Task data:
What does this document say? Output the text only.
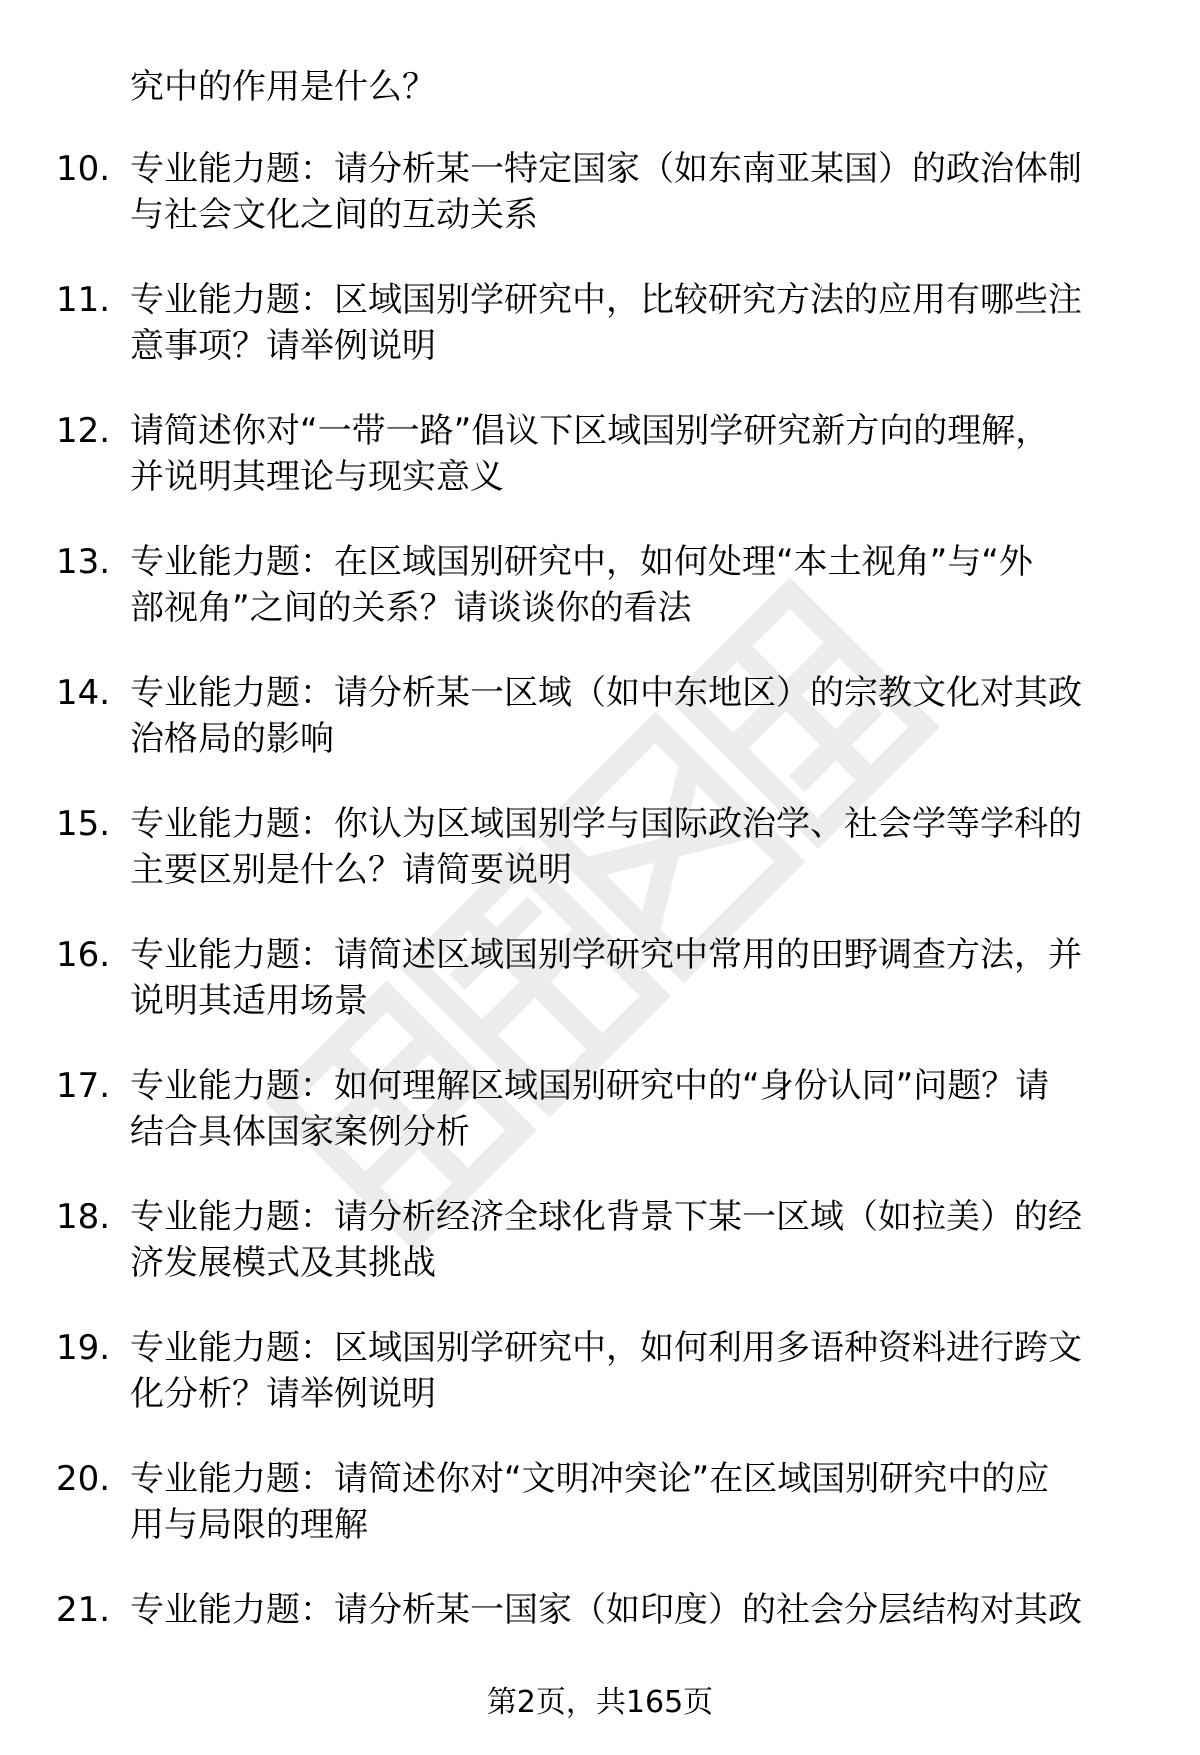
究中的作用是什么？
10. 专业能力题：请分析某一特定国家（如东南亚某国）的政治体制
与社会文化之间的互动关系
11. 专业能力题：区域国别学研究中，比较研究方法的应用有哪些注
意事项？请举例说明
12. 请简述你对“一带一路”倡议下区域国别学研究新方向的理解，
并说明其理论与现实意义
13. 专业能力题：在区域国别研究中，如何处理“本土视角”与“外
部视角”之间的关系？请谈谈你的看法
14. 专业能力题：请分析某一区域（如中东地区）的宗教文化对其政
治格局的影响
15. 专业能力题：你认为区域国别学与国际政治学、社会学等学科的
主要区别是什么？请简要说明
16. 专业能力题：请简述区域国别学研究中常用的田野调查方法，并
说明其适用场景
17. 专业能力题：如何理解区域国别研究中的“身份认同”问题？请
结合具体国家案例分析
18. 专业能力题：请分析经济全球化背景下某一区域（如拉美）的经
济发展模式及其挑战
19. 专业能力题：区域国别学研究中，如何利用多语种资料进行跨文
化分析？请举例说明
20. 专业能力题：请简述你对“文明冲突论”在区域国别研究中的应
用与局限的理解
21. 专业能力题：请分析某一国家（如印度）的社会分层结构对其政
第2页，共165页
--
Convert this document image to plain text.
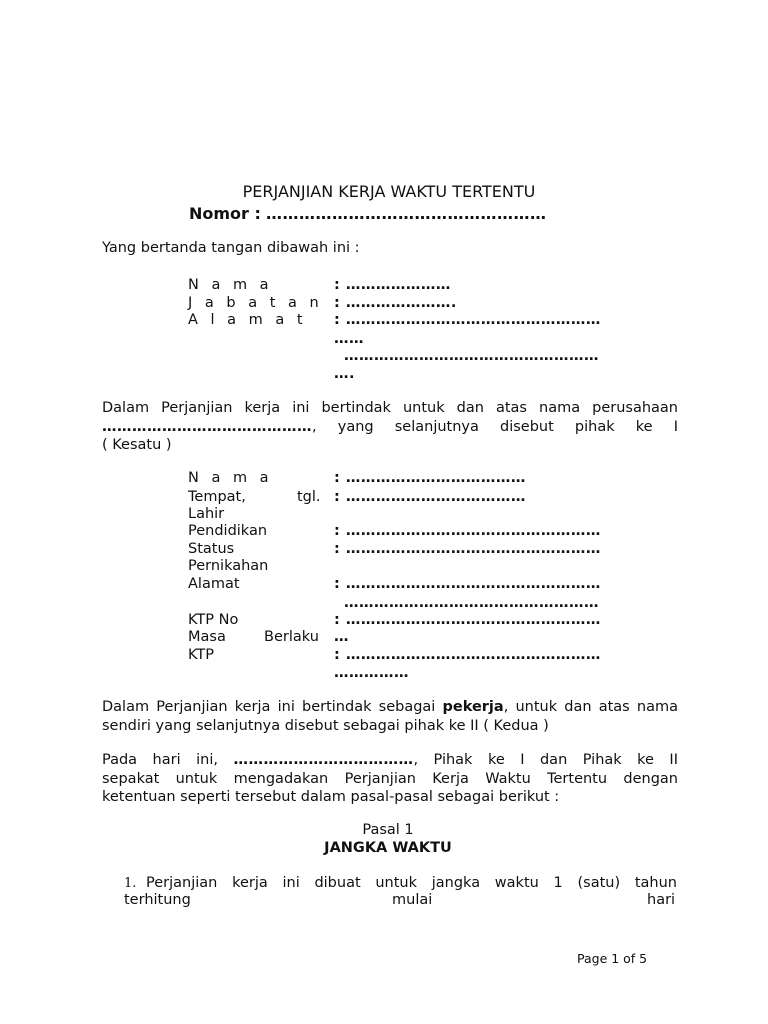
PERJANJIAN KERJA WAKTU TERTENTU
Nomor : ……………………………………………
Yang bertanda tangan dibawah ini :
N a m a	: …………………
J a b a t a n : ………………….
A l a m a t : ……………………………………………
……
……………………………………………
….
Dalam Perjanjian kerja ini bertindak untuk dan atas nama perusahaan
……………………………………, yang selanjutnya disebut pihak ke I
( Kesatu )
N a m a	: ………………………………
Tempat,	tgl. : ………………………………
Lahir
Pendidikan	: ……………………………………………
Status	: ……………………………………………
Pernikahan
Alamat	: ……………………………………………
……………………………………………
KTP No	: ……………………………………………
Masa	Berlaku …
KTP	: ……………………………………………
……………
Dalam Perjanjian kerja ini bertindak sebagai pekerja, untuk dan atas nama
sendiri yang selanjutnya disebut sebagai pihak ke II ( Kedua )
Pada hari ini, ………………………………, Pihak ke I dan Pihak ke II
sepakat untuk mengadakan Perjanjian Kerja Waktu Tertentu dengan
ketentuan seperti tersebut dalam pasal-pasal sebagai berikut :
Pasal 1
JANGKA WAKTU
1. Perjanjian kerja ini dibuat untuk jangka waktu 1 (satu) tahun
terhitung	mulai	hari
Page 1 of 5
==
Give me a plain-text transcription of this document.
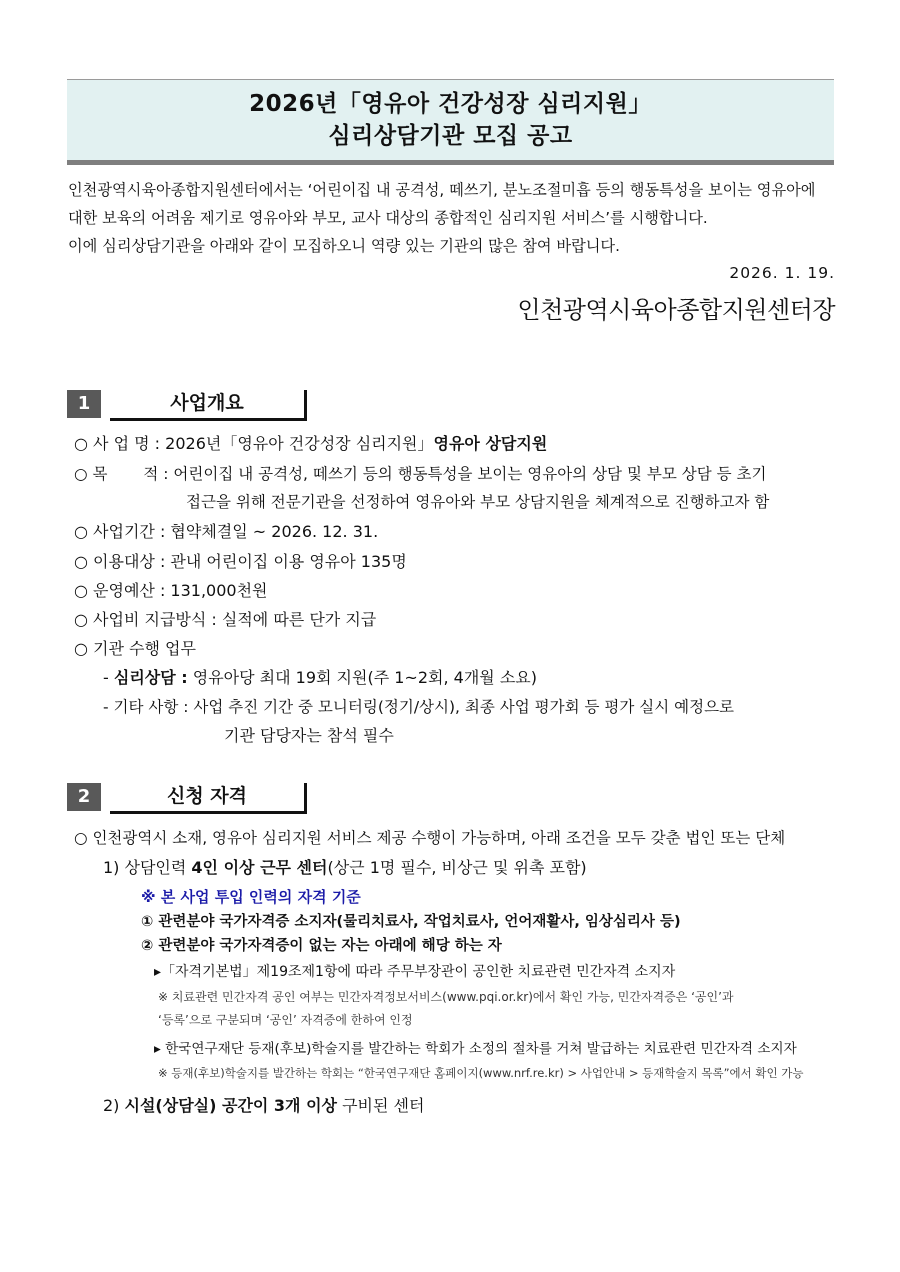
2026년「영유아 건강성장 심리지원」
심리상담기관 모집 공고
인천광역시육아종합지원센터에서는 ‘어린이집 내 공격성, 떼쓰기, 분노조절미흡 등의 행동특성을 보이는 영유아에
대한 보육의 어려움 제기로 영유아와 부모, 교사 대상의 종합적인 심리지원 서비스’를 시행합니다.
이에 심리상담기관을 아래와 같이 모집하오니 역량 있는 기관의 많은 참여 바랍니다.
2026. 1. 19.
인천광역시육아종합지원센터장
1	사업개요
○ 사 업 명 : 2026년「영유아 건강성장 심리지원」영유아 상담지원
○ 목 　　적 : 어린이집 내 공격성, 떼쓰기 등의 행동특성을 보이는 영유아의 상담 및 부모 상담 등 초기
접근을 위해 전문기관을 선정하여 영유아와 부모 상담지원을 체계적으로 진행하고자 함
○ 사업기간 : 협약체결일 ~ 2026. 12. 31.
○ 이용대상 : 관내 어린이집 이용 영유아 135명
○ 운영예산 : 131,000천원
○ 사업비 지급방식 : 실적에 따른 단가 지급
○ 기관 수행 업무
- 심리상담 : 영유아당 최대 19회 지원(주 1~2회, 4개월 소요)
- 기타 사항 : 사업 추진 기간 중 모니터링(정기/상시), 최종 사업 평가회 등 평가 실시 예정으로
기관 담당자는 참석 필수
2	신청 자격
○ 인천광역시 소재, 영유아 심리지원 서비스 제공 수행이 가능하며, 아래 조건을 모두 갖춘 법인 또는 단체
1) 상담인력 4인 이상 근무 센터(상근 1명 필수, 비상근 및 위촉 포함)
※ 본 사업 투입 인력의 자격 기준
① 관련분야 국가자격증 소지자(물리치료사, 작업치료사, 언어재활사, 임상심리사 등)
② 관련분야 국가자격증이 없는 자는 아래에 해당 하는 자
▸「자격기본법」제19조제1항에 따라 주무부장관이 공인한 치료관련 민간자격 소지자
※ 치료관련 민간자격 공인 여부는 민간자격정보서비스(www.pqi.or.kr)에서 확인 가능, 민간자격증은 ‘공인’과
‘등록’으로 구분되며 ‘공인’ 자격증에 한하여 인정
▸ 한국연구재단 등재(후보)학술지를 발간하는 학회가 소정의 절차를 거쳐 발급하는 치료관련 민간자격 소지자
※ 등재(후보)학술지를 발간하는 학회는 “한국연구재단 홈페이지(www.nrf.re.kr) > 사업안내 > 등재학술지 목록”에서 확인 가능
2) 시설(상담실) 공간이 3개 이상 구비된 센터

Short problem:
From the entries above, copy every line containing the word "sebagai".

Result:
Dalam Perjanjian kerja ini bertindak sebagai pekerja, untuk dan atas nama
sendiri yang selanjutnya disebut sebagai pihak ke II ( Kedua )
ketentuan seperti tersebut dalam pasal-pasal sebagai berikut :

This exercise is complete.